- [Task instructions]:
Pick out the lines in the listing below that contain the word "Part" and copy them.
╔══
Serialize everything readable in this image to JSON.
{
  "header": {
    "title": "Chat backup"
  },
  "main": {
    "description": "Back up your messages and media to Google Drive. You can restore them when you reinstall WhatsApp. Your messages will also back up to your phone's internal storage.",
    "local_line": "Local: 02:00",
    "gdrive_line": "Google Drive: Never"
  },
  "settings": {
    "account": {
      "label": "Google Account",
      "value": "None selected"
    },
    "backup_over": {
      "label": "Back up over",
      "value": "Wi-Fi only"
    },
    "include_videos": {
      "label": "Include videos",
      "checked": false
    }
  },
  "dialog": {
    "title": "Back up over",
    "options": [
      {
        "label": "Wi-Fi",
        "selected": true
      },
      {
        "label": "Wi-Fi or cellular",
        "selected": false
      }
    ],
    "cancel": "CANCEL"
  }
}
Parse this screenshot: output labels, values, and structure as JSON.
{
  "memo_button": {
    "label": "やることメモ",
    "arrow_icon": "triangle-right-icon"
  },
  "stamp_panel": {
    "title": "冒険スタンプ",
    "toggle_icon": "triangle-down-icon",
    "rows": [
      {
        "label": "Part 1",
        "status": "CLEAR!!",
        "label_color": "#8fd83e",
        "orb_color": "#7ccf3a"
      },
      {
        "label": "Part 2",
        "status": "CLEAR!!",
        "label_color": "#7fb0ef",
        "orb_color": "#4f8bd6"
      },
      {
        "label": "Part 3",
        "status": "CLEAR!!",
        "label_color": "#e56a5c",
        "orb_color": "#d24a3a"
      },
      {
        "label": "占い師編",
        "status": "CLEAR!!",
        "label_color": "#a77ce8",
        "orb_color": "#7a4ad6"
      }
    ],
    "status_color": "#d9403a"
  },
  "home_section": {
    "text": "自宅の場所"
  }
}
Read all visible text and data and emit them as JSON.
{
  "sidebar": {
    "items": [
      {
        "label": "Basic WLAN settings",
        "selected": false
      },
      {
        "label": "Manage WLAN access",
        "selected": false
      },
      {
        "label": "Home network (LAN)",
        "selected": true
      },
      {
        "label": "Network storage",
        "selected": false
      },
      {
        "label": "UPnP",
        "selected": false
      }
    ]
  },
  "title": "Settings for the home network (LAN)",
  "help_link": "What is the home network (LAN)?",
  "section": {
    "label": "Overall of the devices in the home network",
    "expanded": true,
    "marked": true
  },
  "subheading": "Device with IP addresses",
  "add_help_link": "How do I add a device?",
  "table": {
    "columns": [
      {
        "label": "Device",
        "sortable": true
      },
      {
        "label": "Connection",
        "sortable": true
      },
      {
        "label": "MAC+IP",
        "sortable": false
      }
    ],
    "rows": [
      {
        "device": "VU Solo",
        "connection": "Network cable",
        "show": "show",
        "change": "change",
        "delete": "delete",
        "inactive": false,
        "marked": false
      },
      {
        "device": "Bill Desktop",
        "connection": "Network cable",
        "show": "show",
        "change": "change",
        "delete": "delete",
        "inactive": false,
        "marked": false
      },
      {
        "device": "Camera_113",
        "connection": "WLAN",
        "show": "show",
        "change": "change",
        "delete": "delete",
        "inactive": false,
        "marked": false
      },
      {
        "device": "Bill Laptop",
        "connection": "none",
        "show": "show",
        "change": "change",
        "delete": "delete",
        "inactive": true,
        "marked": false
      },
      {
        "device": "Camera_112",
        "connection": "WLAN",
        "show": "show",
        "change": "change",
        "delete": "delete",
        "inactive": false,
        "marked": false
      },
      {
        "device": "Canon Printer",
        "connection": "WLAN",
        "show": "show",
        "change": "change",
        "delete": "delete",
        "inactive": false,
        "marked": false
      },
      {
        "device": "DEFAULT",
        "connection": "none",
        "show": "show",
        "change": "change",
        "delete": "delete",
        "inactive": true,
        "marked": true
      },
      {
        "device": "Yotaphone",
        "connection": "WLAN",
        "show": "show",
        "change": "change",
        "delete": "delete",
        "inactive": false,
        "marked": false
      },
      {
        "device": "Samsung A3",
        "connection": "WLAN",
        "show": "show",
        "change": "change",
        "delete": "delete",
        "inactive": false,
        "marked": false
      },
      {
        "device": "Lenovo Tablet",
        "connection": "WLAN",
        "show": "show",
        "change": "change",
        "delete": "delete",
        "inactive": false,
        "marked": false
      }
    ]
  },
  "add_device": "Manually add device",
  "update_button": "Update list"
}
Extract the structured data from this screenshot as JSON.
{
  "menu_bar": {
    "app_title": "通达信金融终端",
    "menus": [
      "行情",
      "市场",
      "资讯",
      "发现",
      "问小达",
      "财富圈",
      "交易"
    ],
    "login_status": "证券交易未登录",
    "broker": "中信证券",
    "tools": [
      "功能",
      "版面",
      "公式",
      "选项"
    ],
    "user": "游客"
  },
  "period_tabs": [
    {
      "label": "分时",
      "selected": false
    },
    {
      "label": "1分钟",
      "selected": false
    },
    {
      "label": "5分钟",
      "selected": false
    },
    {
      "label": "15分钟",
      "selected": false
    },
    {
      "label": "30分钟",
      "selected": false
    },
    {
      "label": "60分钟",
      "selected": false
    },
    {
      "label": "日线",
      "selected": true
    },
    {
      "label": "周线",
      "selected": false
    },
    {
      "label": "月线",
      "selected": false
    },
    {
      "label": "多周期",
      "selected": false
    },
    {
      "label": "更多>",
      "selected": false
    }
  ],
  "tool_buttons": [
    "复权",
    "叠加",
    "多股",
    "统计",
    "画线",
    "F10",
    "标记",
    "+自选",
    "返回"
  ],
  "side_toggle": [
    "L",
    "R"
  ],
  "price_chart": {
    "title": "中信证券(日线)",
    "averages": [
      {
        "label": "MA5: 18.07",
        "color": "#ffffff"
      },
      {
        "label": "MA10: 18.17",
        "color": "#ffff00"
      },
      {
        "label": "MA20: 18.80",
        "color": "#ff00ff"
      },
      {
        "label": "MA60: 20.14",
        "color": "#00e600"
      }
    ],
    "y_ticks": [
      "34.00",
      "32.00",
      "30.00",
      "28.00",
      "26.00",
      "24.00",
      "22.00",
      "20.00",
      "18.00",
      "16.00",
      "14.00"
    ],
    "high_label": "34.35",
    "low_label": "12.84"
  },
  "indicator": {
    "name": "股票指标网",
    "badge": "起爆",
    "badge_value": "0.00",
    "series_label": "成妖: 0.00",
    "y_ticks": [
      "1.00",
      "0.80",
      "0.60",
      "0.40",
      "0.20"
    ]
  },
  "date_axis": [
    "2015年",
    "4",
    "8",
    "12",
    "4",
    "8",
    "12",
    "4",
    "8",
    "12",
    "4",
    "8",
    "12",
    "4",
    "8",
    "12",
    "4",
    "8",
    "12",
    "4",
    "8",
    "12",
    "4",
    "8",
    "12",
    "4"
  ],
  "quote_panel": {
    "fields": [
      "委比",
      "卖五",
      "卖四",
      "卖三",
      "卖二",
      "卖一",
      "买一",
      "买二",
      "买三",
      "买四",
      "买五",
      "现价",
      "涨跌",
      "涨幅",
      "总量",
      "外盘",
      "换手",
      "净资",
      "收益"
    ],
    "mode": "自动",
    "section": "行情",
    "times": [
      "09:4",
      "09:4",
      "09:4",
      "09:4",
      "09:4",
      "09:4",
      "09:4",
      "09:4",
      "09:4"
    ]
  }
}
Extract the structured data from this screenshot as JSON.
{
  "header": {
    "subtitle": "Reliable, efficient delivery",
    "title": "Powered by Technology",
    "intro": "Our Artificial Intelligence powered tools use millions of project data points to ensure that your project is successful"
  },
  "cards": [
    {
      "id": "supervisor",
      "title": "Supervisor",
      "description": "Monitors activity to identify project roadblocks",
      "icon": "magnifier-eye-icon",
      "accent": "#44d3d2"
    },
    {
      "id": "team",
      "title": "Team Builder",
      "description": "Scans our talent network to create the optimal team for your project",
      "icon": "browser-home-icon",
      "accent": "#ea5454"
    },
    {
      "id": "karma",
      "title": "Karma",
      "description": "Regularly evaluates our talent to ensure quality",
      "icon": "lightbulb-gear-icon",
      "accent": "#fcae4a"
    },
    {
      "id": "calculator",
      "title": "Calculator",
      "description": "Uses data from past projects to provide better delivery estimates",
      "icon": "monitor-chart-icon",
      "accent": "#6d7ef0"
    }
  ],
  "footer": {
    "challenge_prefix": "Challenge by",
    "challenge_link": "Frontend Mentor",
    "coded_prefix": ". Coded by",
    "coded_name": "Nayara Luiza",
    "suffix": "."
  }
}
╚══
- [Response to this exercise]:
        "label": "Part 1",
        "label": "Part 2",
        "label": "Part 3",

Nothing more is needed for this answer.